■ Directions for this task ■
Using the entries that follow, collect the lines where the word "ายและป" appears.

■ Excerpted records ■
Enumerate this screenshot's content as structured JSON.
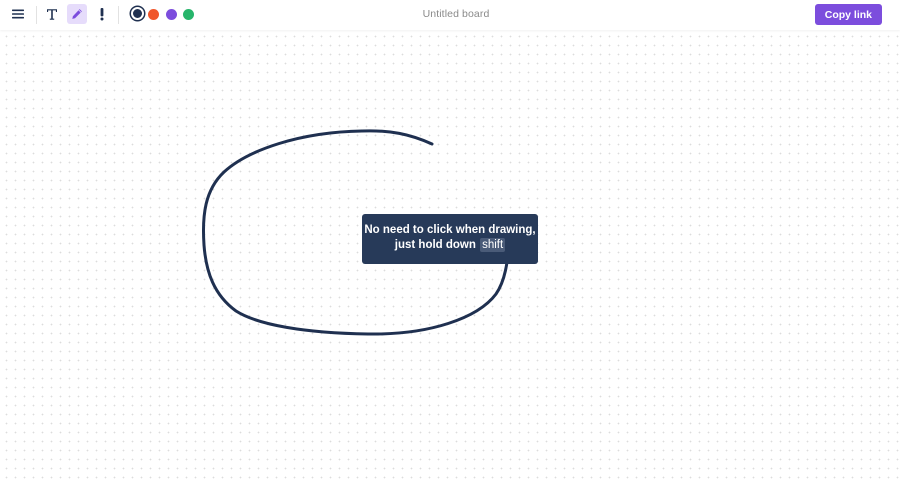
{
  "toolbar": {
    "menu_icon": "hamburger-menu-icon",
    "text_tool_icon": "text-tool-icon",
    "pen_tool_icon": "pen-tool-icon",
    "pen_tool_active": true,
    "exclamation_tool_icon": "exclamation-icon",
    "colors": [
      {
        "name": "navy",
        "hex": "#1f3050",
        "selected": true
      },
      {
        "name": "orange",
        "hex": "#f0562b",
        "selected": false
      },
      {
        "name": "purple",
        "hex": "#7c4ddd",
        "selected": false
      },
      {
        "name": "green",
        "hex": "#27b56b",
        "selected": false
      }
    ]
  },
  "board": {
    "title": "Untitled board"
  },
  "actions": {
    "copy_link_label": "Copy link",
    "accent_color": "#7c4ddd"
  },
  "hint": {
    "line1": "No need to click when drawing,",
    "line2_prefix": "just hold down",
    "key": "shift"
  },
  "drawing": {
    "stroke_color": "#1f3050"
  }
}
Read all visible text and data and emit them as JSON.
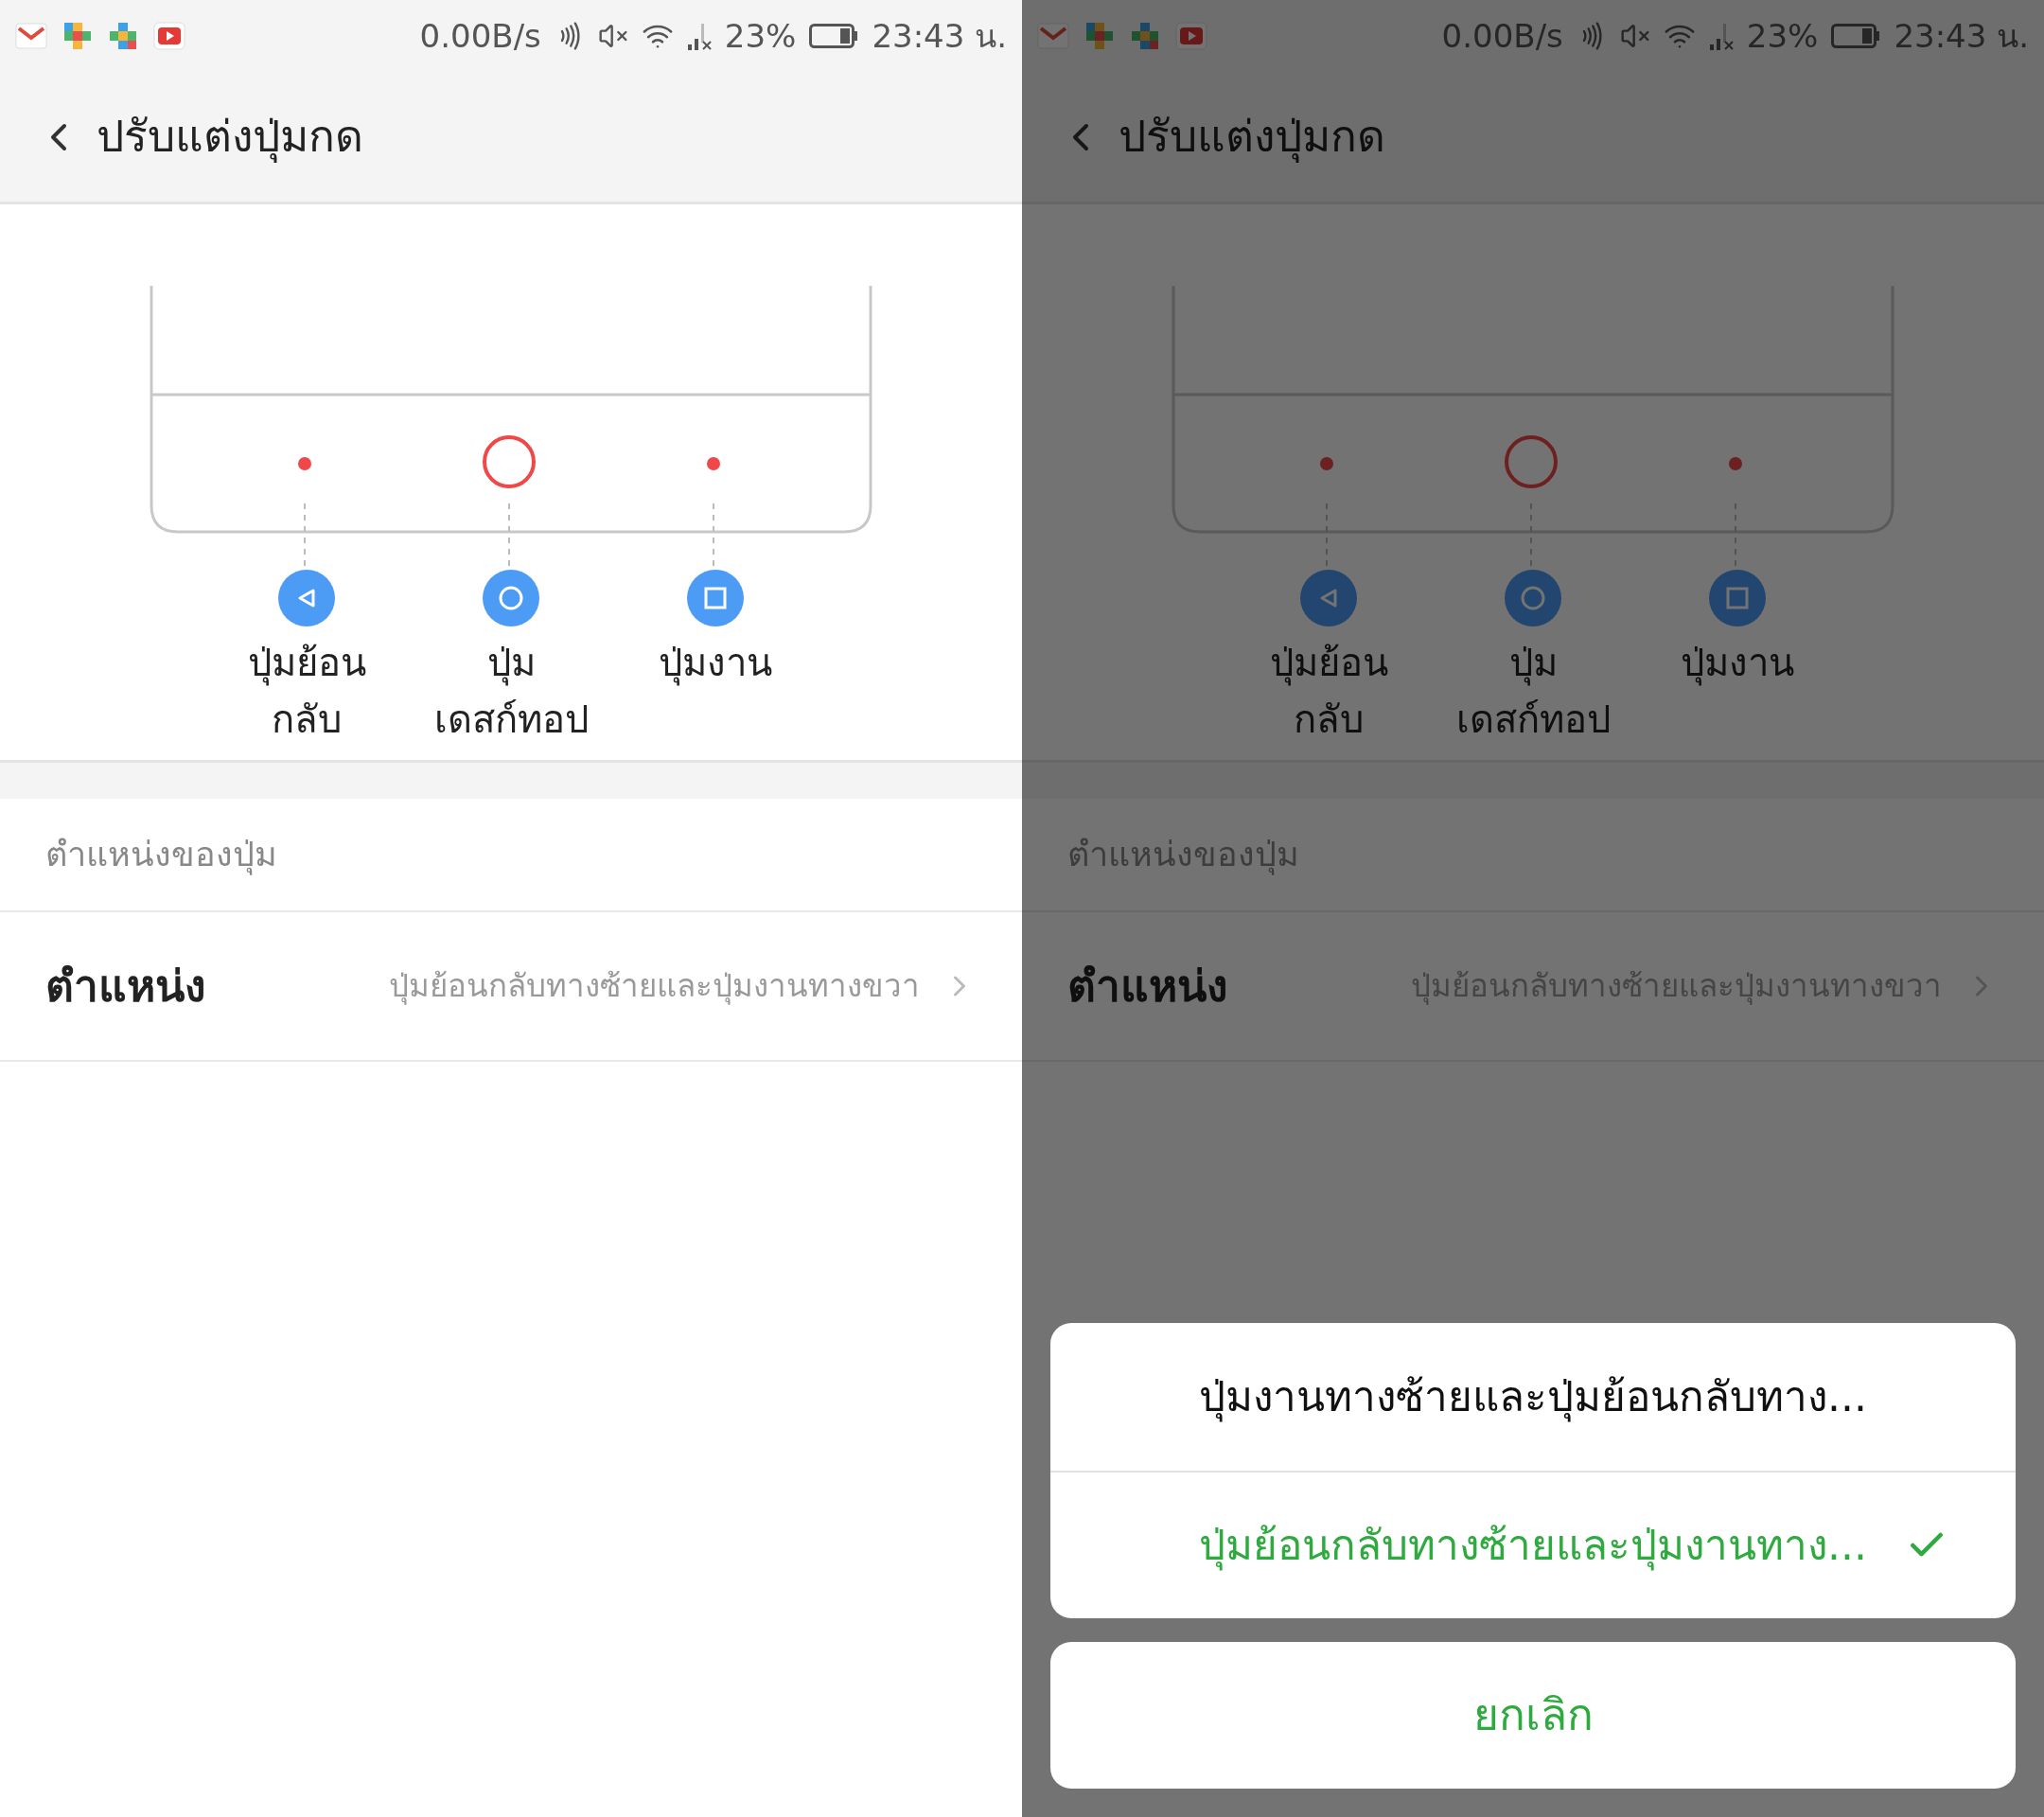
{
  "screens": [
    {
      "status_bar": {
        "speed": "0.00B/s",
        "battery": "23%",
        "time": "23:43 น."
      },
      "header": {
        "title": "ปรับแต่งปุ่มกด"
      },
      "nav_keys": [
        {
          "kind": "back",
          "label": "ปุ่มย้อน\nกลับ"
        },
        {
          "kind": "home",
          "label": "ปุ่ม\nเดสก์ทอป"
        },
        {
          "kind": "recent",
          "label": "ปุ่มงาน"
        }
      ],
      "section_label": "ตำแหน่งของปุ่ม",
      "row": {
        "label": "ตำแหน่ง",
        "value": "ปุ่มย้อนกลับทางซ้ายและปุ่มงานทางขวา"
      }
    },
    {
      "status_bar": {
        "speed": "0.00B/s",
        "battery": "23%",
        "time": "23:43 น."
      },
      "header": {
        "title": "ปรับแต่งปุ่มกด"
      },
      "nav_keys": [
        {
          "kind": "back",
          "label": "ปุ่มย้อน\nกลับ"
        },
        {
          "kind": "home",
          "label": "ปุ่ม\nเดสก์ทอป"
        },
        {
          "kind": "recent",
          "label": "ปุ่มงาน"
        }
      ],
      "section_label": "ตำแหน่งของปุ่ม",
      "row": {
        "label": "ตำแหน่ง",
        "value": "ปุ่มย้อนกลับทางซ้ายและปุ่มงานทางขวา"
      },
      "action_sheet": {
        "options": [
          {
            "label": "ปุ่มงานทางซ้ายและปุ่มย้อนกลับทาง...",
            "selected": false
          },
          {
            "label": "ปุ่มย้อนกลับทางซ้ายและปุ่มงานทาง...",
            "selected": true
          }
        ],
        "cancel": "ยกเลิก"
      }
    }
  ]
}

■ The result ■
        "value": "ปุ่มย้อนกลับทางซ้ายและปุ่มงานทางขวา"
        "value": "ปุ่มย้อนกลับทางซ้ายและปุ่มงานทางขวา"
            "label": "ปุ่มงานทางซ้ายและปุ่มย้อนกลับทาง...",
            "label": "ปุ่มย้อนกลับทางซ้ายและปุ่มงานทาง...",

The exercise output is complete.